Exercise prompt: State how many lines of the entries hold the string "Mort", and nothing more.

..........

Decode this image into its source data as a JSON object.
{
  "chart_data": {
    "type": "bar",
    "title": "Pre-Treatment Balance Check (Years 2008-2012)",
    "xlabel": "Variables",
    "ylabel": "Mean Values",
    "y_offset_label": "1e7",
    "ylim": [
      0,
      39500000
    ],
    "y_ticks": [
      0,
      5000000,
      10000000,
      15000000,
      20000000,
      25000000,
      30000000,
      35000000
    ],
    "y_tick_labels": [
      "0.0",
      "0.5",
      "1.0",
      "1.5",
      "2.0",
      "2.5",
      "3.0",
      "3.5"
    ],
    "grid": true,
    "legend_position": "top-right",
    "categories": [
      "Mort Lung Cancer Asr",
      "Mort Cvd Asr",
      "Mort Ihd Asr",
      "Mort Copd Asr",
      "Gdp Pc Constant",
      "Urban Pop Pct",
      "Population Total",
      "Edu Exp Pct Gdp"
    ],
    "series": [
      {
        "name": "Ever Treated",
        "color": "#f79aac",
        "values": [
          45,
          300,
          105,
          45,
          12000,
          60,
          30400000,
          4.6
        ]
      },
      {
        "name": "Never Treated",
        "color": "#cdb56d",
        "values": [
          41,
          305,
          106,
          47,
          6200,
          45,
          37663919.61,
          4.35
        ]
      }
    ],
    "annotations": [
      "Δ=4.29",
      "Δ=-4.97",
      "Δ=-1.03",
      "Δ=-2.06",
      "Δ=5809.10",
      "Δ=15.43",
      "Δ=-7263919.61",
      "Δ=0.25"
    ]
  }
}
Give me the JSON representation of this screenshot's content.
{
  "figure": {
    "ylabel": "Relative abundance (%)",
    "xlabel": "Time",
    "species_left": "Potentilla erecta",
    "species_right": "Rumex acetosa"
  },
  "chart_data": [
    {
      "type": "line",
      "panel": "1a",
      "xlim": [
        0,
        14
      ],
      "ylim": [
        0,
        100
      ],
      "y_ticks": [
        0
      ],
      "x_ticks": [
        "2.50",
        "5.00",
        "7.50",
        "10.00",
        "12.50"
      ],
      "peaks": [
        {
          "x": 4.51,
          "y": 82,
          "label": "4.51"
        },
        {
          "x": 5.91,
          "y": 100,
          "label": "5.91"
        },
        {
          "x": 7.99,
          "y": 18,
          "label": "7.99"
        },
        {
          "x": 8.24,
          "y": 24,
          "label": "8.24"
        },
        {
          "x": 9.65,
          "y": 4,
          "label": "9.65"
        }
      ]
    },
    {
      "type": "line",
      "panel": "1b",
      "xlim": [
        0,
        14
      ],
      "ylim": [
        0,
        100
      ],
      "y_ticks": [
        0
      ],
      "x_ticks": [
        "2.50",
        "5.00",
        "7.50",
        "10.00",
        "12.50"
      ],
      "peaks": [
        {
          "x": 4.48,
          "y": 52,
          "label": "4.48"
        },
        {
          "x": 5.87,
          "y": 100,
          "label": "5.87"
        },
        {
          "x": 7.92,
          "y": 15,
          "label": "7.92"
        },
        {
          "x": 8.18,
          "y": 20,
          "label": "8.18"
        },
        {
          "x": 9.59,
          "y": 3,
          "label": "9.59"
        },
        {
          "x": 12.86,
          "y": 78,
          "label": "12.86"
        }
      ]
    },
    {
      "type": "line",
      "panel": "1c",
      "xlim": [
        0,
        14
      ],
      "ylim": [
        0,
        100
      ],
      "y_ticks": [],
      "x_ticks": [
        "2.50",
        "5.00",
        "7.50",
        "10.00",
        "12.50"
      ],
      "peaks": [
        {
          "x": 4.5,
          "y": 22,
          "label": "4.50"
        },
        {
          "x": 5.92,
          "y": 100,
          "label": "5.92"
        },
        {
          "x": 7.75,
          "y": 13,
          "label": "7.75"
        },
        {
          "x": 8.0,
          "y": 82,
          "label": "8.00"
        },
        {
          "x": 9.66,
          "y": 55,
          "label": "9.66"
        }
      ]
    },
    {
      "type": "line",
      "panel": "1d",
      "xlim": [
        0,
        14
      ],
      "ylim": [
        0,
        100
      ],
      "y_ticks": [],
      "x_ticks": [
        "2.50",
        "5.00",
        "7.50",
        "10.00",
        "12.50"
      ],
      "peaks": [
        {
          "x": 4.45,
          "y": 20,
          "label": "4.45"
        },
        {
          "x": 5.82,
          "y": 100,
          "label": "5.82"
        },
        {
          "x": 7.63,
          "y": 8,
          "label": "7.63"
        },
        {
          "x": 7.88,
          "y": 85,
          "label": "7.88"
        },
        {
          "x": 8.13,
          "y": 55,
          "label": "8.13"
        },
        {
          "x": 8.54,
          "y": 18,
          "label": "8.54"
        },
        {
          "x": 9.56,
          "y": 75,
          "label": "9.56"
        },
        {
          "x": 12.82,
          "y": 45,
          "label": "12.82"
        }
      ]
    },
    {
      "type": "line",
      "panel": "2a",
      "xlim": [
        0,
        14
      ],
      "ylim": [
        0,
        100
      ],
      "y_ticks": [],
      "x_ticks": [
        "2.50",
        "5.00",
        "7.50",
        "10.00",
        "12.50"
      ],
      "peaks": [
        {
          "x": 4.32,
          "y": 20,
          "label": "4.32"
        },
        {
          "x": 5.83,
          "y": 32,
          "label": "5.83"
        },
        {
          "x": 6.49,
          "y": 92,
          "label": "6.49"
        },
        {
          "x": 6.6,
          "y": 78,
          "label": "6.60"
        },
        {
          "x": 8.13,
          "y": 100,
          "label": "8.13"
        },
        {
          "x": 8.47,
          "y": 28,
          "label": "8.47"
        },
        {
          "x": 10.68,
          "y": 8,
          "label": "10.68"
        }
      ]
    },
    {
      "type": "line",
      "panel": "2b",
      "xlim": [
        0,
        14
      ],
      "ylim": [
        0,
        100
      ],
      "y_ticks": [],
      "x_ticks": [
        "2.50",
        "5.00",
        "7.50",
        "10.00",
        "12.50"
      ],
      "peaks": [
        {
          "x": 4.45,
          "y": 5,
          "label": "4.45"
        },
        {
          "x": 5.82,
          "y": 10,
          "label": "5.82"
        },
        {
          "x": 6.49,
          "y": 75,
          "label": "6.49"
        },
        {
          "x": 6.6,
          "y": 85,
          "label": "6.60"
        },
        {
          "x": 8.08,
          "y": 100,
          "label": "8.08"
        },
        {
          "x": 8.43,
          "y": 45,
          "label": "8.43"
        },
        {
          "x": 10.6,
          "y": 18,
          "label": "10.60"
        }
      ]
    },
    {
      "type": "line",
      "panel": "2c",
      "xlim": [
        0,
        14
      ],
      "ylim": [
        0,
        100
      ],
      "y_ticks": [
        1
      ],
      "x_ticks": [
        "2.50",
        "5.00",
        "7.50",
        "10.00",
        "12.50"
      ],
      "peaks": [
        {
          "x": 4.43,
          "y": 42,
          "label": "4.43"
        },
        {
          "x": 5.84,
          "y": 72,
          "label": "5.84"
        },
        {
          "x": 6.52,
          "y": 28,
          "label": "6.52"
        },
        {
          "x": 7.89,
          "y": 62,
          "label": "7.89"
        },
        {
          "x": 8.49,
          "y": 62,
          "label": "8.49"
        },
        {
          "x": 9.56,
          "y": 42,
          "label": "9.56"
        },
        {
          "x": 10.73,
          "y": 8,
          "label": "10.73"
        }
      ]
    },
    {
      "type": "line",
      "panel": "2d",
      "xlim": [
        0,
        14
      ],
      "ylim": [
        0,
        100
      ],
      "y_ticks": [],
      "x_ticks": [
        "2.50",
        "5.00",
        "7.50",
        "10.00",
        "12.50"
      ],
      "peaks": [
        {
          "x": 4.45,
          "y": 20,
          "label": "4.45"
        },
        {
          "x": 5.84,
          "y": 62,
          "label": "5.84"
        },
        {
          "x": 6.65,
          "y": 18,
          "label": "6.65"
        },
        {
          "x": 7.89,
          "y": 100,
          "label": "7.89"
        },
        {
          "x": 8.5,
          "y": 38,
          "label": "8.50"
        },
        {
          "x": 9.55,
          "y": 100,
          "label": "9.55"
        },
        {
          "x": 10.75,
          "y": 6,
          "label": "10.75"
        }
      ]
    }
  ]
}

..........

Complete response: 4